(Dataset entries)
------------------------------------
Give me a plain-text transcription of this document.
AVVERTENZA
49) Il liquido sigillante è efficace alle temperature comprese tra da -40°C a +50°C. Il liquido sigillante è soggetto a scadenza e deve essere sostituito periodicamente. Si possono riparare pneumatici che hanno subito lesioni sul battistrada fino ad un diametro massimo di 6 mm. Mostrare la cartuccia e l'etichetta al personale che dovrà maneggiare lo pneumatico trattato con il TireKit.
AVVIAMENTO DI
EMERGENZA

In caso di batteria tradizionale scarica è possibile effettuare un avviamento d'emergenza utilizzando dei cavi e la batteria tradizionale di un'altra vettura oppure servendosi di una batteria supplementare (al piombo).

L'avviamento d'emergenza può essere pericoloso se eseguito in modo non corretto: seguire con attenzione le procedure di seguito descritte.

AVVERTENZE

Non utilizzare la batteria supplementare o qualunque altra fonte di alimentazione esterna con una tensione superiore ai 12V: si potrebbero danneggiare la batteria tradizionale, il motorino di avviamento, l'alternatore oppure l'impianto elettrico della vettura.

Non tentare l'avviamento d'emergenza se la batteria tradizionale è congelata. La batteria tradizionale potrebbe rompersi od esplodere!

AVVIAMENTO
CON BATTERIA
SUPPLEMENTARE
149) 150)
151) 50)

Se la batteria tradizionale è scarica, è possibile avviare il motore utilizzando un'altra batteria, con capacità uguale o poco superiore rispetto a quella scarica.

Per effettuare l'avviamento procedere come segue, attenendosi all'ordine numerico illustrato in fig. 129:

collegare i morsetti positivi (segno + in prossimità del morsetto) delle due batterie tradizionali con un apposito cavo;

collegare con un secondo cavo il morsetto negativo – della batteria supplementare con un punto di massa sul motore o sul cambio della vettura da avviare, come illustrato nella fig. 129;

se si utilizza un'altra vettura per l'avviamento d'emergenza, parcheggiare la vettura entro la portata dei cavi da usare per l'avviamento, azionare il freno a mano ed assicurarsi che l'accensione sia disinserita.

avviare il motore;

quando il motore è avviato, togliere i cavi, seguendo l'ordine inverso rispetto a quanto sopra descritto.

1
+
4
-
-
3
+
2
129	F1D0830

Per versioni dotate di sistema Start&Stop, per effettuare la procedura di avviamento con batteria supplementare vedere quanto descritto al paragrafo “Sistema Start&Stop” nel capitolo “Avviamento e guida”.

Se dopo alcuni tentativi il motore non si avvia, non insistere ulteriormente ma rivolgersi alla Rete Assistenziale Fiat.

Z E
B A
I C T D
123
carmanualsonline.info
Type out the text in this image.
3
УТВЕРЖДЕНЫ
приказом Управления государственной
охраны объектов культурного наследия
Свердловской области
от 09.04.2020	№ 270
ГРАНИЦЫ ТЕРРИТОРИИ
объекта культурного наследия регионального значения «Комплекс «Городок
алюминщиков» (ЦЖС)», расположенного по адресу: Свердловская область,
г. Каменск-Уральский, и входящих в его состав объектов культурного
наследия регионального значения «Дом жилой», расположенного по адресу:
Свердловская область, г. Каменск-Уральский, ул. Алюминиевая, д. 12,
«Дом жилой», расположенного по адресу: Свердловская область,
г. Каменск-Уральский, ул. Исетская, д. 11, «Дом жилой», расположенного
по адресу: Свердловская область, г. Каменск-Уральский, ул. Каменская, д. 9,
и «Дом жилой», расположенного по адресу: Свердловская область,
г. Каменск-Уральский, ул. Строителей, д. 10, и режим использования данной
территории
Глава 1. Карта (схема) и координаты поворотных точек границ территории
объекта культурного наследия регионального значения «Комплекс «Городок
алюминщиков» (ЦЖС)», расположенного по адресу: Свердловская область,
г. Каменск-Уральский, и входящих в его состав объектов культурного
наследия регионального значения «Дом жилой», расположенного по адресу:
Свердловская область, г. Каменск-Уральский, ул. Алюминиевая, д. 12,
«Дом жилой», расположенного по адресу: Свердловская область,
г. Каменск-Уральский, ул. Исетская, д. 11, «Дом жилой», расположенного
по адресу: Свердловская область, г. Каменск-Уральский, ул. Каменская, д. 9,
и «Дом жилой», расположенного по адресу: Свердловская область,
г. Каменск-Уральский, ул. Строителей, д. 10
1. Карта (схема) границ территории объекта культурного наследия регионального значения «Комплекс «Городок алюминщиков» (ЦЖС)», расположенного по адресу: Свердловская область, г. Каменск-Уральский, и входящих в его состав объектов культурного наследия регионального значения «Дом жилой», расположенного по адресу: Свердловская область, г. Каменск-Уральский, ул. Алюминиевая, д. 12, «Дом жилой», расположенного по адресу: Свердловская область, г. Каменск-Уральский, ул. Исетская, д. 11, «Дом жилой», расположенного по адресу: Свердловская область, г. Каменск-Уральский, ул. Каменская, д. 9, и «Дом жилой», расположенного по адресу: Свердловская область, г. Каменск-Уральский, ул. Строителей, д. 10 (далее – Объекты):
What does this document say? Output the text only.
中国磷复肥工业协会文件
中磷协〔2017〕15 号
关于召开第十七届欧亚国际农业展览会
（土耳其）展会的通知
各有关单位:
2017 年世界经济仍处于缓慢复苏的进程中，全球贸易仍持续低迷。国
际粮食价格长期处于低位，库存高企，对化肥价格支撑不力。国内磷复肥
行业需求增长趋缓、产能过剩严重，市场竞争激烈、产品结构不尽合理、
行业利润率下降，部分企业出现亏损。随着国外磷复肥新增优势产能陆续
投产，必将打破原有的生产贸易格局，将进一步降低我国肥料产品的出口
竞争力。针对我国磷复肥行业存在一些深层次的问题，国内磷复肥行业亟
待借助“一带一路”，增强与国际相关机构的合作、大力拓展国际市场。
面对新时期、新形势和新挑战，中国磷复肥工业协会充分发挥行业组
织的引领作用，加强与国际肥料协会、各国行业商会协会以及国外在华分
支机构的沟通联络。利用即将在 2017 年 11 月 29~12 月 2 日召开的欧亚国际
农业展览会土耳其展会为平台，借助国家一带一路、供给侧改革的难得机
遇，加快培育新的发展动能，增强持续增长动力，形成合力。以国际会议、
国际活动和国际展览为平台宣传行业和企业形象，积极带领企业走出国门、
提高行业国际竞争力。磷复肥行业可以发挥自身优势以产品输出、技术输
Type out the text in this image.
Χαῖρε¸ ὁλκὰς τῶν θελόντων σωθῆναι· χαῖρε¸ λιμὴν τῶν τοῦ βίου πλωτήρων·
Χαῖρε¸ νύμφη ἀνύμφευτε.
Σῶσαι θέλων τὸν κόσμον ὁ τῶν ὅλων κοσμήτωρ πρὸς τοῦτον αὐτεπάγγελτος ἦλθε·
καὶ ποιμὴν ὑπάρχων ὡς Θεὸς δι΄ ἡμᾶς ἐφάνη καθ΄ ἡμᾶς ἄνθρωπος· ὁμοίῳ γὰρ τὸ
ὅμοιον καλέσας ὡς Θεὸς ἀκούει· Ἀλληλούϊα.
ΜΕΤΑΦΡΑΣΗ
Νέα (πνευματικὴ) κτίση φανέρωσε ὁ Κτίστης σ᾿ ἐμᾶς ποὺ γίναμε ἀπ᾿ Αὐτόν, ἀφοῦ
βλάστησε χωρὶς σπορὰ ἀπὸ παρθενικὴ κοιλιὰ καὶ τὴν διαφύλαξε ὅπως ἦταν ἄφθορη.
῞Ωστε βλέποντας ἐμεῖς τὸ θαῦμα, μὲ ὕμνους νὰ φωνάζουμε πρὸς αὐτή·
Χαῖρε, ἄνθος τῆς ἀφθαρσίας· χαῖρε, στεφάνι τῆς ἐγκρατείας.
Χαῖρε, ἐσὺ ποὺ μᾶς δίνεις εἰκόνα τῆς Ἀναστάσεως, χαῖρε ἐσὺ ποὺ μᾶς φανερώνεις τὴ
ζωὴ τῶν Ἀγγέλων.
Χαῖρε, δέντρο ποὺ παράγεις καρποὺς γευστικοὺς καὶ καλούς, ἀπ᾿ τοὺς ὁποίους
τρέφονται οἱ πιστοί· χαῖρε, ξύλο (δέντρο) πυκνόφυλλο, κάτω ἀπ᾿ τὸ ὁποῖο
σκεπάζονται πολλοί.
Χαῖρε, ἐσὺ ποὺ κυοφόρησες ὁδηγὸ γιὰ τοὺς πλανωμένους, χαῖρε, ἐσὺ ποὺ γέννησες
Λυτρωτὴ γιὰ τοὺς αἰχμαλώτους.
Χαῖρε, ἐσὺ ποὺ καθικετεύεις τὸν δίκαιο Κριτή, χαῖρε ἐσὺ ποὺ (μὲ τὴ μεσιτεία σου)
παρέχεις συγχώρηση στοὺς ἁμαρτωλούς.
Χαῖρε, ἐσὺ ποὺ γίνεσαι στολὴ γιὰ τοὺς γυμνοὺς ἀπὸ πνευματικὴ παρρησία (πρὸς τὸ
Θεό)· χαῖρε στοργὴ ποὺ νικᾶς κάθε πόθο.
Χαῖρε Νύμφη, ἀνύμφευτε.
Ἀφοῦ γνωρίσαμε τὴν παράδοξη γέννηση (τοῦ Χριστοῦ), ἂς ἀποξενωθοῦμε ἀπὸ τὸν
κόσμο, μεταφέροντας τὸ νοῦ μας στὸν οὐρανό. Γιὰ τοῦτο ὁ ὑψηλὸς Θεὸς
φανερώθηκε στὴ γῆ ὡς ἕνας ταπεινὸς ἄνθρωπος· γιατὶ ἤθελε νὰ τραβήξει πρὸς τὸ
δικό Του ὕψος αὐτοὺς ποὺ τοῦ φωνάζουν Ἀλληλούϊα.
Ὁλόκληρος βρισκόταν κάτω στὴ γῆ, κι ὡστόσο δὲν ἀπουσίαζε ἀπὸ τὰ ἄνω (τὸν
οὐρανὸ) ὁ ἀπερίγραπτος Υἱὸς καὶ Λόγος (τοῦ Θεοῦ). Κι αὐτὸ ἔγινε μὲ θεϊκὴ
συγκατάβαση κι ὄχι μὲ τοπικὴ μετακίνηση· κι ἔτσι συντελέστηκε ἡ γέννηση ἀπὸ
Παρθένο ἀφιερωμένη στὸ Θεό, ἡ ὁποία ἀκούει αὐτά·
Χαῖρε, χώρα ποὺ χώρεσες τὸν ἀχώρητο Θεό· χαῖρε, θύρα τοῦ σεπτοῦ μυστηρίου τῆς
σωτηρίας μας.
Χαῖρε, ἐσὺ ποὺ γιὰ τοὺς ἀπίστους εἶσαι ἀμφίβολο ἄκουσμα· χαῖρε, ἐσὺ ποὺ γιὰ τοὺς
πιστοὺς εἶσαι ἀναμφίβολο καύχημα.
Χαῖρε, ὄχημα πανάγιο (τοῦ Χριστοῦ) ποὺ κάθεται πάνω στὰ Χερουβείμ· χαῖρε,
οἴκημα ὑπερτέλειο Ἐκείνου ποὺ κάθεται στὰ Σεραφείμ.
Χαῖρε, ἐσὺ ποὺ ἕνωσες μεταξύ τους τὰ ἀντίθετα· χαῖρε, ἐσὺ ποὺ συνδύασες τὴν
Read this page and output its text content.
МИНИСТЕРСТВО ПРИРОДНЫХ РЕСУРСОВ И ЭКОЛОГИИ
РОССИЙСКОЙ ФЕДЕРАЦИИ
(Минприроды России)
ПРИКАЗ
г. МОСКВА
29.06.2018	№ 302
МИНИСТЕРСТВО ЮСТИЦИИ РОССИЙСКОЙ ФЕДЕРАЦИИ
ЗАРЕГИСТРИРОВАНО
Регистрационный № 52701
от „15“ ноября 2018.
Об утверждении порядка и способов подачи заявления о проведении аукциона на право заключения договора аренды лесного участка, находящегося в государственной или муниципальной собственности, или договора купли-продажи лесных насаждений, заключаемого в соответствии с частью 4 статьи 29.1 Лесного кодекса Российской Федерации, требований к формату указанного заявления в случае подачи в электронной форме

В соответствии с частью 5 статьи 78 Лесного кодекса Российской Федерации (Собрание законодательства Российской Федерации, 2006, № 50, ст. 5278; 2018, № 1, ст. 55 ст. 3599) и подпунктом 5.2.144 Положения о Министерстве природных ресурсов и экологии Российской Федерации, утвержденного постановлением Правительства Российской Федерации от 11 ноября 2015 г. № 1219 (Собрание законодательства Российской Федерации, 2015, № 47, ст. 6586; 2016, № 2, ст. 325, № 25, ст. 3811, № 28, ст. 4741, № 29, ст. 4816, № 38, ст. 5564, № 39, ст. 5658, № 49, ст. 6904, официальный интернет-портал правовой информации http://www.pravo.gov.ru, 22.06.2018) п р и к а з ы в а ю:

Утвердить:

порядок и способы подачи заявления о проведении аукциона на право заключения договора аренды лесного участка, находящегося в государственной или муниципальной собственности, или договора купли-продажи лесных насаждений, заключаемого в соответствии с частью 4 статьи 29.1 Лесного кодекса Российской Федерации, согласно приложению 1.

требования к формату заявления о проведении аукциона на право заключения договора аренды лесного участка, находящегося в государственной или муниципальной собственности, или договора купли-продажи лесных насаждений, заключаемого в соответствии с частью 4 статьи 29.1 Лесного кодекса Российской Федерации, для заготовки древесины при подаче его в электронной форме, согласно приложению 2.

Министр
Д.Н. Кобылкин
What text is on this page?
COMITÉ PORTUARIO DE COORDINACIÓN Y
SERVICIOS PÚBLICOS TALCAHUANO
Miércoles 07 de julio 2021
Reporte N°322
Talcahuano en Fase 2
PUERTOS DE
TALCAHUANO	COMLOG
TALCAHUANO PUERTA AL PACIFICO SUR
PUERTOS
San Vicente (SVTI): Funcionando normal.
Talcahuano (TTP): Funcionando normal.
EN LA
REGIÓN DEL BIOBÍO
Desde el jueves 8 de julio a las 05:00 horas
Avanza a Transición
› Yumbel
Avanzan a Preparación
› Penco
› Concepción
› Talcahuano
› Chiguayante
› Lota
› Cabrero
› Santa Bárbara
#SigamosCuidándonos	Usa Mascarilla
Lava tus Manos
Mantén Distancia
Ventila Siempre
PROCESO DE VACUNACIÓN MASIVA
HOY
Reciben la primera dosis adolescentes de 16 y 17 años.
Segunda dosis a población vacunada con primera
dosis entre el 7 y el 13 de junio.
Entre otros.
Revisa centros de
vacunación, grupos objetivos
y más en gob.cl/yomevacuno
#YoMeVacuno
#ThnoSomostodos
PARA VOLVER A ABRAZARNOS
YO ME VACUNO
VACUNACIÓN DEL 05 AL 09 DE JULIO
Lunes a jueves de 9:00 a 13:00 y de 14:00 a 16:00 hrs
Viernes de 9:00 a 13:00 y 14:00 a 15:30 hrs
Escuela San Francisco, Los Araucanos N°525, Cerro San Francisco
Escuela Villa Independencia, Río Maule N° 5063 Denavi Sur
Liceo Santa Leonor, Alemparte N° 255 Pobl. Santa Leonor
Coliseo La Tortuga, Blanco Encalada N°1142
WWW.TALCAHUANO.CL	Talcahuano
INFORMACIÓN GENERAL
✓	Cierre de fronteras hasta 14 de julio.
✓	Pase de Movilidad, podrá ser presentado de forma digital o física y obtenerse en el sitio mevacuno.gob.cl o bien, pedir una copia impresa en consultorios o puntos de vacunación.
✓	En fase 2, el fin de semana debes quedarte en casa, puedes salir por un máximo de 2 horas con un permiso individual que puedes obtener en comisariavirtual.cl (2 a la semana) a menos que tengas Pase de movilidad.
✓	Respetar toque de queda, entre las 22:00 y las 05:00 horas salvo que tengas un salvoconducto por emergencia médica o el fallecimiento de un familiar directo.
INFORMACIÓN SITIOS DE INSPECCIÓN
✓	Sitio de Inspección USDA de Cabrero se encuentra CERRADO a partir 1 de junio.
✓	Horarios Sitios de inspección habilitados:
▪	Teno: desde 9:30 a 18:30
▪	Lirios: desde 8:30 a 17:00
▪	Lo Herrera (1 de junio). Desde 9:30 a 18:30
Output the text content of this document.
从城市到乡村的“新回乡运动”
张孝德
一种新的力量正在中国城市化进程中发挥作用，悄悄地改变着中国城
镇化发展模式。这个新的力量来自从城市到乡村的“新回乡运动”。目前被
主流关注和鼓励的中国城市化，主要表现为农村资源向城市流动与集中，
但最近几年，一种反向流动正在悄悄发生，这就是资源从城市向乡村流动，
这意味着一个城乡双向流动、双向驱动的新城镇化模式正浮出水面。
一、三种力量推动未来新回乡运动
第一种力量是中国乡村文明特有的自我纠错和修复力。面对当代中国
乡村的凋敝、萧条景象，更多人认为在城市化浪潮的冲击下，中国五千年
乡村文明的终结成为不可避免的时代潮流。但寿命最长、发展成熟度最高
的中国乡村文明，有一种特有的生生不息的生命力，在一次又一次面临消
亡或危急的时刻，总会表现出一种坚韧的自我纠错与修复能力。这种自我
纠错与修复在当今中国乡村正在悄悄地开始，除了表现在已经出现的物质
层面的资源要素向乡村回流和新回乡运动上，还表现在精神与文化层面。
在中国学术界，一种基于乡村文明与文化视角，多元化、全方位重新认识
------------------------------------
▶ [Exercise goal]:
How many of the lines above contain the string "document"? Give the number only.

▶ [Response]:
3